Искусство отсутствовать - [22]
Очевидные адресаты берберовской реплики — «компетентные судьи», — конечно, должны были признать существование литературной молодежи, даже если до сих пор у них имелись сомнения на этот счет: готовность писать о «сегодняшнем дне» заявлена так, что подразумевает и «идею», и «преемственность», и «новизну», — но не «ради новизны», иными словами, не ради литературных экспериментов, а ради самого переживания современности. Эта программа легко переводится на язык «старших писателей»: молодежь занялась наконец осмыслением нового, сложного и трагического культурного опыта и предпочитает «эмигрантские темы». Именно обнаруживая «несколько затеплившихся дарований, не чуждающихся эмигрантских тем», Михаил Цетлин утверждает: «Автору этих заметок приходилось скептически высказываться о возможности появления в эмиграции достойной смены старшему поколению писателей-беллетристов <…>. Но <…> литература, как все живое, пластична и многообразна. Ростки ее пробиваются и на неблагоприятной почве и вот-вот готовы разрастись, назло хорошо вооруженному доводами скептицизму»[187]. Итак, «молодое поколение» существует, коль скоро может быть увидено глазами «старших». «Наша молодежь, прожившая за границей семь-восемь лет и только здесь по-настоящему вошедшая в жизнь, естественно и творчество свое связывает с этой жизнью, а не с московской или сибирской. <…> Нина Одоевцева сюжеты своих женских рассказов тоже берет исключительно из жизни русских в Париже»[188], — возникший в сознании Сергея Постникова курьезный сплав Нины Берберовой с Ириной Одоевцевой, безусловно, один из первых обобщенных образов «молодой литературы».

* **Поставленная задача A**:
Поменяйте «tree-item» на «list-item» в строках листинга от его начала до строки с «tab[interactable]: 操作 — [234, 209, 266, 227]» включительно. Выведите эти строки заново, остальное оставьте без изменений.
Отрывок и листинг никак не связаны между собой.

* **Входные данные**:
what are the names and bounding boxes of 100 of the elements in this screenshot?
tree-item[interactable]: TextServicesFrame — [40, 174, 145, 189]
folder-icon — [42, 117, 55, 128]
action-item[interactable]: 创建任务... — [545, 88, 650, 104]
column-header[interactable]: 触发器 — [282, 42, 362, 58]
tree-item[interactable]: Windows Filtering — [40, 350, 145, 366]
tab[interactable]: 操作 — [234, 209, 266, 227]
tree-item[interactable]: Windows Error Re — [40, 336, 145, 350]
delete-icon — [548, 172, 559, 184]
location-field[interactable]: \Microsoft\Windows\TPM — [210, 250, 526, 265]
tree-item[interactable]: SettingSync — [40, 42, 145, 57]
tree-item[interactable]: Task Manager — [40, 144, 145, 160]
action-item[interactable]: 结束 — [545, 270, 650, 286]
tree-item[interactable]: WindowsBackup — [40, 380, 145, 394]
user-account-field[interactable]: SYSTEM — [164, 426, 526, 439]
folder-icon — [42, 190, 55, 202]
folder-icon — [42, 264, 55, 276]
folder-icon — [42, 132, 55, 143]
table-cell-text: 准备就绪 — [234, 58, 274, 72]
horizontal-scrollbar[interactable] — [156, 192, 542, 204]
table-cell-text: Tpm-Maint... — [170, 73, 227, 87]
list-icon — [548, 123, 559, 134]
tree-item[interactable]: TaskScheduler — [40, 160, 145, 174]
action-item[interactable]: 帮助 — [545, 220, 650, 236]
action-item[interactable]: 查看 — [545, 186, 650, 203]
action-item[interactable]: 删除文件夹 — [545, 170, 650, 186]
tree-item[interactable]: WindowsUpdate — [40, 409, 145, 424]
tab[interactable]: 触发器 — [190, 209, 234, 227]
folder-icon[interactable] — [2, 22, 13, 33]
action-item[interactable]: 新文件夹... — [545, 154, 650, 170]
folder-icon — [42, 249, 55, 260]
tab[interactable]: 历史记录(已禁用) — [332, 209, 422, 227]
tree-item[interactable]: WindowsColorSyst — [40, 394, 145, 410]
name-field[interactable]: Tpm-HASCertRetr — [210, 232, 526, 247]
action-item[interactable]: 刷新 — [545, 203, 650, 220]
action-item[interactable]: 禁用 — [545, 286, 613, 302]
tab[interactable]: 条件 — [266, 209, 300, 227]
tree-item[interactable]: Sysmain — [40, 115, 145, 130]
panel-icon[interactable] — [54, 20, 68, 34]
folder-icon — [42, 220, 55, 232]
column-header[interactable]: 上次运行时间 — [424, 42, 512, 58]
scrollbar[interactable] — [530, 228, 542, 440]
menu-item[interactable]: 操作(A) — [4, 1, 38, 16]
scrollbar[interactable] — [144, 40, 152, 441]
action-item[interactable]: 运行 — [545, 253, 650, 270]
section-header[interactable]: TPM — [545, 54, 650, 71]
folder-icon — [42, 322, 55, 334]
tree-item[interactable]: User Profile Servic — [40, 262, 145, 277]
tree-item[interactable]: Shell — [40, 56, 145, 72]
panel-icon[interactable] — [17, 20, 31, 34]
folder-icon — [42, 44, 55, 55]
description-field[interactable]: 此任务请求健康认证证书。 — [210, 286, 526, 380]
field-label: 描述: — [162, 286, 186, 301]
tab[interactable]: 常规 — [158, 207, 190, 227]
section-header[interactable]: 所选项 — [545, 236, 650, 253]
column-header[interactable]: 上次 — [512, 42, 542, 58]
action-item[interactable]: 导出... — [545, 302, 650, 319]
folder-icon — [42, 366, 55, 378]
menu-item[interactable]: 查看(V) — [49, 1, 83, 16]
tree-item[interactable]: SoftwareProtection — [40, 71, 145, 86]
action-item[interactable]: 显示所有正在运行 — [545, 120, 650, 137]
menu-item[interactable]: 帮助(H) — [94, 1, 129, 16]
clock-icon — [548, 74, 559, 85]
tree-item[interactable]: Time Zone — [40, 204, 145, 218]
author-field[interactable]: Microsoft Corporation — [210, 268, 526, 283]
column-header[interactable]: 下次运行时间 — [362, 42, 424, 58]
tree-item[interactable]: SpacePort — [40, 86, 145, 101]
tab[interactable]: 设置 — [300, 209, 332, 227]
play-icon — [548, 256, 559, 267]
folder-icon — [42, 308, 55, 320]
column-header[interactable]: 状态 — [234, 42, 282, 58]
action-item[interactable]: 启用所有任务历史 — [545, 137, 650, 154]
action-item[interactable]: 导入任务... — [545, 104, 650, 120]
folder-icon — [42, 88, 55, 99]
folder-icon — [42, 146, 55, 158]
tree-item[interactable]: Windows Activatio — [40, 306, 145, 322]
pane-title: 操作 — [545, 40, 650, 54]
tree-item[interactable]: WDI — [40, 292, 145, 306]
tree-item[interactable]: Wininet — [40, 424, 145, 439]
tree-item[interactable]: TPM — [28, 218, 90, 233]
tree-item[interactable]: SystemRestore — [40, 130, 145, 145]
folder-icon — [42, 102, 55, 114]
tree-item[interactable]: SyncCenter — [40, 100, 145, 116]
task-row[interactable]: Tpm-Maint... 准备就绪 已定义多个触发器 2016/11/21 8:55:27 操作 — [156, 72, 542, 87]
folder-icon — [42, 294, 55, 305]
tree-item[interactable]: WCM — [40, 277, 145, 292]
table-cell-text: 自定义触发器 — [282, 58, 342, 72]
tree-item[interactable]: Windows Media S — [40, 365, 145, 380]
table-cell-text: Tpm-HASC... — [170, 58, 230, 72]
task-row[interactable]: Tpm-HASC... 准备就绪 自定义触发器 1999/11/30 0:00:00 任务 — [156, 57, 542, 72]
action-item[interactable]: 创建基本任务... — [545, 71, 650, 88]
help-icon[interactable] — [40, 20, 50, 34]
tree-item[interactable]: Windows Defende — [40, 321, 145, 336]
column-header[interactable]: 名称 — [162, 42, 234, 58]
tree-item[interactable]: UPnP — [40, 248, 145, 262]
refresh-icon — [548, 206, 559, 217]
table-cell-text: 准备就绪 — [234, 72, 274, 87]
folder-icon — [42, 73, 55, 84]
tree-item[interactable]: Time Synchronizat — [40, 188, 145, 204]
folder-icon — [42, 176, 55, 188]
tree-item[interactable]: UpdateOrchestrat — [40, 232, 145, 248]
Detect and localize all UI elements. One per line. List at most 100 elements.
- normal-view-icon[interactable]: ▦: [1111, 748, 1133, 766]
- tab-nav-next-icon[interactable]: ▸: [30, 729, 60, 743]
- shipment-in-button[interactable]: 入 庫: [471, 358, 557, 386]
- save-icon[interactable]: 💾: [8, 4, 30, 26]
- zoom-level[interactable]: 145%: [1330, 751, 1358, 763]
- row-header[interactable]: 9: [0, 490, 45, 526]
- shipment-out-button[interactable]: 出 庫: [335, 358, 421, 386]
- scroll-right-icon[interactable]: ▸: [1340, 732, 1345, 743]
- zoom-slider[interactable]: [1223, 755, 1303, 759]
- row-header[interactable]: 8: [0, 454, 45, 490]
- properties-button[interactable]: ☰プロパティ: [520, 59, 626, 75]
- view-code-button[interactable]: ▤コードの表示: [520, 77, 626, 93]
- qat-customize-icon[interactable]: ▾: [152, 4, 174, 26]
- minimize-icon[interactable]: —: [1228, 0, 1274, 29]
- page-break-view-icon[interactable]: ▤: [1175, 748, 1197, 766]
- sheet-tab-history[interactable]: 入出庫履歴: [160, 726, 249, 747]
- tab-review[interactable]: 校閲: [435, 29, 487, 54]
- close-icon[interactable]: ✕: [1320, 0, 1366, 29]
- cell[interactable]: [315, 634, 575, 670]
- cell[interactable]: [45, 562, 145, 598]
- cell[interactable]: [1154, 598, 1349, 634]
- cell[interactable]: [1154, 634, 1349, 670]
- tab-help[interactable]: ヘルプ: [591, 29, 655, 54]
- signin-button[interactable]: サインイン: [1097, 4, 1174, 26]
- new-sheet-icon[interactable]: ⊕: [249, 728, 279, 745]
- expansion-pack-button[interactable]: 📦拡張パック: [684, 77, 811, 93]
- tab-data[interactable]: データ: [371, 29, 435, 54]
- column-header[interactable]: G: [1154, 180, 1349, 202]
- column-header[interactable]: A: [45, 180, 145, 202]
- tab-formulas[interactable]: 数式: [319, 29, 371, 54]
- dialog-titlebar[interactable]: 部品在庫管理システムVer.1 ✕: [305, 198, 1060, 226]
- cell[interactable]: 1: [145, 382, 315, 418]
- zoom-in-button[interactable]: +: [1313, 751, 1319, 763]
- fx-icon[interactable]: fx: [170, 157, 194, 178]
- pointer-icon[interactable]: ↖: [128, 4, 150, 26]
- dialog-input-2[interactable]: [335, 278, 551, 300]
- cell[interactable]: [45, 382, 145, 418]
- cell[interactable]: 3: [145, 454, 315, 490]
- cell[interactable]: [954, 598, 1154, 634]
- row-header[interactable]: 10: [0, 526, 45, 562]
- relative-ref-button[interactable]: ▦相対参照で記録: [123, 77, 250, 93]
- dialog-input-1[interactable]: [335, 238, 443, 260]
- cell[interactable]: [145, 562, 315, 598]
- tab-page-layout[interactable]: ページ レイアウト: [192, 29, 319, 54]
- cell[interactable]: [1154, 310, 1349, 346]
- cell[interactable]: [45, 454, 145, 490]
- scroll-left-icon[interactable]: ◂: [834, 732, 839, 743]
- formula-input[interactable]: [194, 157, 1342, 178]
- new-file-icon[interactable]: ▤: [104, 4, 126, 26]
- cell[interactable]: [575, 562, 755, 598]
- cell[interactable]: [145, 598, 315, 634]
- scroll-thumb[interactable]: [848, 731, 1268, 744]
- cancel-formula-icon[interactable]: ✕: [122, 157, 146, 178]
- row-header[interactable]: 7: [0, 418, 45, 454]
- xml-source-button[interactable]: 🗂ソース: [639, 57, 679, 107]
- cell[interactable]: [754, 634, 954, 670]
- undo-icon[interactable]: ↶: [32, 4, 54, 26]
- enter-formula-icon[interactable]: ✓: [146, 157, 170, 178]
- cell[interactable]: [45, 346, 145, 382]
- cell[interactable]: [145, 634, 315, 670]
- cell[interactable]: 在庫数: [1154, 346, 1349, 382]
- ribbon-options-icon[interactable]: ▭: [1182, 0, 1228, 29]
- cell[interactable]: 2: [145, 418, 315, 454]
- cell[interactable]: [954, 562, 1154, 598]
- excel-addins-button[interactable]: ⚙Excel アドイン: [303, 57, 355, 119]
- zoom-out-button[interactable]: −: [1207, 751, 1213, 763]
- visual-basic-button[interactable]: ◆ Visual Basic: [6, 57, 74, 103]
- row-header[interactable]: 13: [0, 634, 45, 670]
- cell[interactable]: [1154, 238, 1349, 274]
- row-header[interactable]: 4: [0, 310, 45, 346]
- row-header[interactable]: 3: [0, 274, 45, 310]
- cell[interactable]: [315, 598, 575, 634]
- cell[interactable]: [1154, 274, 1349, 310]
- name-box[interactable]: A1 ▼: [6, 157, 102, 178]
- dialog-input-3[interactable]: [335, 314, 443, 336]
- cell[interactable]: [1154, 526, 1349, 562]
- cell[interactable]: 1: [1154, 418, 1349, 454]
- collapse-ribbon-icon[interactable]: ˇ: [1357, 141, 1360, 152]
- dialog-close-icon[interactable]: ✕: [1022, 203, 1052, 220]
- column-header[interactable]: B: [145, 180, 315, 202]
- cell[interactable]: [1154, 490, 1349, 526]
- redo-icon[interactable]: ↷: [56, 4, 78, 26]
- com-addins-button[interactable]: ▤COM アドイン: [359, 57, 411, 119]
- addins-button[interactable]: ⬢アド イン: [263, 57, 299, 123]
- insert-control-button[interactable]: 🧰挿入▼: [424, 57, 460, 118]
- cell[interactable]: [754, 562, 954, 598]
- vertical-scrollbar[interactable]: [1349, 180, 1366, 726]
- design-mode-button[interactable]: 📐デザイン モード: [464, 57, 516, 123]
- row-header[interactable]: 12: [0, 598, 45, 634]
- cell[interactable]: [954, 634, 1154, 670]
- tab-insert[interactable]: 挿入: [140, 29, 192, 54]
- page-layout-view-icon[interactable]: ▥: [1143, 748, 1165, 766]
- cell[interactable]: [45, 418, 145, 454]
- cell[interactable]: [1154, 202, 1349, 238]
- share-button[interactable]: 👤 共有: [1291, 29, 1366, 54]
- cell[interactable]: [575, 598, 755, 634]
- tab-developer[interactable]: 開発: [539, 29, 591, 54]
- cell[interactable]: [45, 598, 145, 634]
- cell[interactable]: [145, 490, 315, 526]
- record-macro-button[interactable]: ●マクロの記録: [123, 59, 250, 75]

* **Поставленная задача B**:
Перечислите все имена с фамилиями, которые встречаются в отрывке о литературной молодежи эмиграции.

* **Решение задачи A**:
what are the names and bounding boxes of 100 of the elements in this screenshot?
list-item[interactable]: TextServicesFrame — [40, 174, 145, 189]
folder-icon — [42, 117, 55, 128]
action-item[interactable]: 创建任务... — [545, 88, 650, 104]
column-header[interactable]: 触发器 — [282, 42, 362, 58]
list-item[interactable]: Windows Filtering — [40, 350, 145, 366]
tab[interactable]: 操作 — [234, 209, 266, 227]

* **Решение задачи B**:
Михаил Цетлин, Нина Одоевцева, Сергей Постников, Нина Берберова, Ирина Одоевцева.